**CHALLENGE**
Determine the number of lines that have the string "Outdoor" in them, and give only that number.

**SOURCE RECORDS**
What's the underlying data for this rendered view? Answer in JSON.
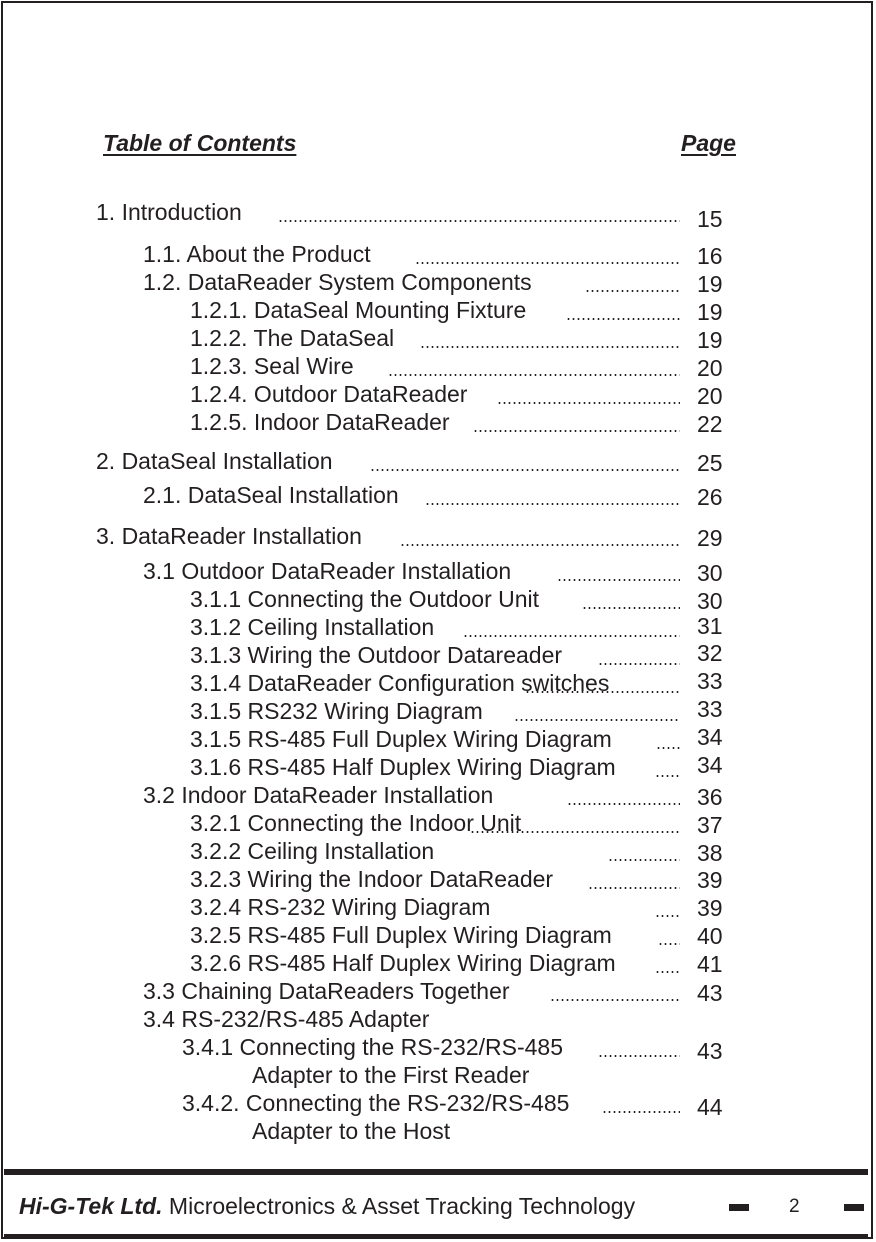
{
  "header": {
    "title": "Table of Contents",
    "page_label": "Page"
  },
  "entries": [
    {
      "text": "1.  Introduction",
      "page": "15"
    },
    {
      "text": "1.1. About the Product",
      "page": "16"
    },
    {
      "text": "1.2. DataReader System Components",
      "page": "19"
    },
    {
      "text": "1.2.1. DataSeal Mounting Fixture",
      "page": "19"
    },
    {
      "text": "1.2.2. The DataSeal",
      "page": "19"
    },
    {
      "text": "1.2.3. Seal Wire",
      "page": "20"
    },
    {
      "text": "1.2.4. Outdoor DataReader",
      "page": "20"
    },
    {
      "text": "1.2.5. Indoor DataReader",
      "page": "22"
    },
    {
      "text": "2.  DataSeal Installation",
      "page": "25"
    },
    {
      "text": "2.1. DataSeal Installation",
      "page": "26"
    },
    {
      "text": "3.  DataReader Installation",
      "page": "29"
    },
    {
      "text": "3.1  Outdoor DataReader Installation",
      "page": "30"
    },
    {
      "text": "3.1.1 Connecting the Outdoor Unit",
      "page": "30"
    },
    {
      "text": "3.1.2 Ceiling Installation",
      "page": "31"
    },
    {
      "text": "3.1.3 Wiring the Outdoor Datareader",
      "page": "32"
    },
    {
      "text": "3.1.4 DataReader Configuration switches",
      "page": "33"
    },
    {
      "text": "3.1.5 RS232 Wiring Diagram",
      "page": "33"
    },
    {
      "text": "3.1.5 RS-485 Full Duplex Wiring Diagram",
      "page": "34"
    },
    {
      "text": "3.1.6 RS-485 Half Duplex Wiring Diagram",
      "page": "34"
    },
    {
      "text": "3.2  Indoor DataReader Installation",
      "page": "36"
    },
    {
      "text": "3.2.1  Connecting the Indoor Unit",
      "page": "37"
    },
    {
      "text": "3.2.2 Ceiling Installation",
      "page": "38"
    },
    {
      "text": "3.2.3 Wiring the Indoor DataReader",
      "page": "39"
    },
    {
      "text": "3.2.4 RS-232 Wiring Diagram",
      "page": "39"
    },
    {
      "text": "3.2.5 RS-485 Full Duplex Wiring Diagram",
      "page": "40"
    },
    {
      "text": "3.2.6 RS-485 Half Duplex Wiring Diagram",
      "page": "41"
    },
    {
      "text": "3.3  Chaining DataReaders Together",
      "page": "43"
    },
    {
      "text": "3.4  RS-232/RS-485 Adapter",
      "page": ""
    },
    {
      "text": "3.4.1 Connecting the RS-232/RS-485",
      "page": "43"
    },
    {
      "text": "Adapter to the First Reader",
      "page": ""
    },
    {
      "text": "3.4.2. Connecting the RS-232/RS-485",
      "page": "44"
    },
    {
      "text": "Adapter to the Host",
      "page": ""
    }
  ],
  "footer": {
    "company": "Hi-G-Tek Ltd.",
    "tagline": "Microelectronics & Asset Tracking Technology",
    "page_number": "2"
  }
}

**WORKED ANSWER**
4